Hausgeldinkasso: Grundsätze... / 7.2 Aufrechnung des Hausgeldschuldners

Möglich ist, dass ein Wohnungseigentümer mit eigenen Ansprüchen gegen die Ansprüche der Gemeinschaft der Wohnungseigentümer nach §§ 387 ff. BGB aufrechnen will.

Ein Wohnungseigentümer kann gegenüber Hausgeldansprüchen der Gemeinschaft der Wohnungseigentümer grundsätzlich allerdings nicht aufrechnen. Im Wohnungseigentumsrecht wird aus der Zweckbestimmung der monatlichen Beitragsvorschüsse abgeleitet, dass eine Aufrechnung unzulässig ist, weil die außergerichtliche und gerichtliche Verfolgung der Hausgeldansprüche von Streitigkeiten über Gegenforderungen freigehalten werden sollen und es für die Wohnungseigentümer zumutbar ist, ihre Gegenforderungen gegen die Gemeinschaft der Wohnungseigentümer außerhalb des Hausgeldverfahrens zu verfolgen.

Daten zur Auswertung:
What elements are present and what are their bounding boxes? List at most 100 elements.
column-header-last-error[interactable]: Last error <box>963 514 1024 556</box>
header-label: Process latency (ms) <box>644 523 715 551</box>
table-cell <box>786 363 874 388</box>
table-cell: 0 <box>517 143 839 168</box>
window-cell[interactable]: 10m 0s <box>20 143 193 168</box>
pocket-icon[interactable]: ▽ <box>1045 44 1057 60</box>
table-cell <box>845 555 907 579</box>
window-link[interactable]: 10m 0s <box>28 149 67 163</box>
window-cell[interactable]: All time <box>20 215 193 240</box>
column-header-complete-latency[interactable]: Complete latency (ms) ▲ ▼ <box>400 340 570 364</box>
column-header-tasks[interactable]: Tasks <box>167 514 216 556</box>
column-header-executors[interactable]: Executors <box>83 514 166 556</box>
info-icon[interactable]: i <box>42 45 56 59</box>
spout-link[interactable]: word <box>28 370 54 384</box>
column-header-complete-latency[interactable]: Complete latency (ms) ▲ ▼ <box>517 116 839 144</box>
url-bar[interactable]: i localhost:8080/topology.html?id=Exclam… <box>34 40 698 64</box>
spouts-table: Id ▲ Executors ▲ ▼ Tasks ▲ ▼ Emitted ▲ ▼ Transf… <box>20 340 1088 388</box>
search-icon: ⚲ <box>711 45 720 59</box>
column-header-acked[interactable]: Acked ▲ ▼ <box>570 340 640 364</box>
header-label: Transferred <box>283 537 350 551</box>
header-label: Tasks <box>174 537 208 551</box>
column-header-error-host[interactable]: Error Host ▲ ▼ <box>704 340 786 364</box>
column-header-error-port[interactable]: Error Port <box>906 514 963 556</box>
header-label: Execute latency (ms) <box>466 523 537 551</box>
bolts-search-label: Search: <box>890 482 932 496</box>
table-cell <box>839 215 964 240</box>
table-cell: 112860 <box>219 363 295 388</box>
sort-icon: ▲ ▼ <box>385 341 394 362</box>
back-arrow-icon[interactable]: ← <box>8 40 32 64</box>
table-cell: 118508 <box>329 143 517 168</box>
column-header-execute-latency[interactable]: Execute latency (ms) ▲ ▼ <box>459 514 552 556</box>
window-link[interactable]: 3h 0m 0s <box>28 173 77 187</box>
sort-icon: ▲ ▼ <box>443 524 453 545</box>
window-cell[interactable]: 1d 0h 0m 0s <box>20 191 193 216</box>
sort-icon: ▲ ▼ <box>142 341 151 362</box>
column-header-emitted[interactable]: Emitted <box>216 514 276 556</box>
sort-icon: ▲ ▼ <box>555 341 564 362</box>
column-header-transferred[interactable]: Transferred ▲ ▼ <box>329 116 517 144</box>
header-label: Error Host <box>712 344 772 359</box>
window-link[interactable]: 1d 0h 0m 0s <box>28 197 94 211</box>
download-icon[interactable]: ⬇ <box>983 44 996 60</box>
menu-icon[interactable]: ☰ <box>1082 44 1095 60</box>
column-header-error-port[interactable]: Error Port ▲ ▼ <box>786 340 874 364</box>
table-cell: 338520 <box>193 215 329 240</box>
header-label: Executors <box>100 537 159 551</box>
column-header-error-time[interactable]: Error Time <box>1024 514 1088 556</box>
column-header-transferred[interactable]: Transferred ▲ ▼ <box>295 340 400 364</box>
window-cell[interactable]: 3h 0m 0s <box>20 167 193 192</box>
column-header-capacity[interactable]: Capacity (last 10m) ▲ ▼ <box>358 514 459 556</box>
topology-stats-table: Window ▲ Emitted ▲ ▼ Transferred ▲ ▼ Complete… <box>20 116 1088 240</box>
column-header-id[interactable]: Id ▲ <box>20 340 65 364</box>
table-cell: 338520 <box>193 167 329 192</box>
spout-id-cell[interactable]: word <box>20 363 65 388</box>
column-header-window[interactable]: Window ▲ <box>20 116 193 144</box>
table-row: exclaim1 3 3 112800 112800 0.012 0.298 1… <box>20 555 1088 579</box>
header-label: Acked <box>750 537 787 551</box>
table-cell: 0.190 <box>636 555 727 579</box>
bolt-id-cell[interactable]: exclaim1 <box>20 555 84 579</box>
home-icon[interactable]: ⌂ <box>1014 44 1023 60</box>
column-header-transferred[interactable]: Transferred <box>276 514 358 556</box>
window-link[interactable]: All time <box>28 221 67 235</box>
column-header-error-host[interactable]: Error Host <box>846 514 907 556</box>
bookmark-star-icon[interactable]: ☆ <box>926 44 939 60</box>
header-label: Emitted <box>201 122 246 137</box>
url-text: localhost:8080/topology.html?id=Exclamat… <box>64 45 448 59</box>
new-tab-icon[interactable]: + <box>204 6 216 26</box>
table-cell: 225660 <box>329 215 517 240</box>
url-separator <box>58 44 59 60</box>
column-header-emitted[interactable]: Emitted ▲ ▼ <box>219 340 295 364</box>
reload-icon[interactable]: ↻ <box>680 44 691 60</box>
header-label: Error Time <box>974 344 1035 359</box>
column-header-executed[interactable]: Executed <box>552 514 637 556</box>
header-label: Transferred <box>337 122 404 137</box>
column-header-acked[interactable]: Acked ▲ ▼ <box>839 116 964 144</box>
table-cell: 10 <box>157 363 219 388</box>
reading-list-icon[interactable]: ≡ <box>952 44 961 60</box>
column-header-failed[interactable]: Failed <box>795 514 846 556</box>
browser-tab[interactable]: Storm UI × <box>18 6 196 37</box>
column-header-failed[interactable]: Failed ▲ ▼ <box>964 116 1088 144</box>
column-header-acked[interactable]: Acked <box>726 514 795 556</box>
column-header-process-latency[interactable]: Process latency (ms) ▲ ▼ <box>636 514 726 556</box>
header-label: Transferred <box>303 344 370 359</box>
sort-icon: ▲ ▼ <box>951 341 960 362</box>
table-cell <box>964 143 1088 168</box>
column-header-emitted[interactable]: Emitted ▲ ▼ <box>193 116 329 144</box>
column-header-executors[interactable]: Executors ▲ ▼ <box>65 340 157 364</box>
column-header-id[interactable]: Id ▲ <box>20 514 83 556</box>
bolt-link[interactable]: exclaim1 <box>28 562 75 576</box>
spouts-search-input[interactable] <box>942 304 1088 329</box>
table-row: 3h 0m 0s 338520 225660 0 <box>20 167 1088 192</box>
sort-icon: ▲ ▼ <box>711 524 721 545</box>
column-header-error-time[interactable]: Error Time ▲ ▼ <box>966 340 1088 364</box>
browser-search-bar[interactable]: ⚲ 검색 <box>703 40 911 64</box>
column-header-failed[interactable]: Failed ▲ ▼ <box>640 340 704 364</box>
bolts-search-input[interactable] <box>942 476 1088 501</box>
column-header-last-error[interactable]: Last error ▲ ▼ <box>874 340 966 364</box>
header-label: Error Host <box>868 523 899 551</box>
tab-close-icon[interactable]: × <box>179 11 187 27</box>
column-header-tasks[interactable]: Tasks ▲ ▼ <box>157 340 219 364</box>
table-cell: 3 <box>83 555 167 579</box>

Aufgabenstellung:
Setze den Text über die Aufrechnung gegen Hausgeldansprüche im Anschluss an seinen letzten Satz fort.

Schriftliche Antwort:
 

Ausnahmsweise kann doch aufgerechnet werden!

In Anlehnung an § 309 Nr. 3 BGB werden für die Möglichkeit des Hausgeldschuldners aufzurechnen, allerdings – ist nichts anderes vereinbart – Ausnahmen gemacht für:

  • anerkannte oder
  • unbestrittene oder
  • rechtskräftig festgestellte Gegenforderungen des Hausgeldschuldners gegen die Wohnungseigentümergemeinschaft.

Diesen Gegenforderungen werden Ansprüche des Hausgeldschuldners aus Notgeschäftsführung gem. § 21 Abs. 2 WEG, insbesondere unstreitige Erstattungsansprüche wegen der Bezahlung von Verbandsverbindlichkeiten gegenüber Versorgungsunternehmen sowie Ansprüche aus §§ 670, 680, 683, 812 ff. BGB (Geschäftsführung ohne Auftrag), gleichgestellt.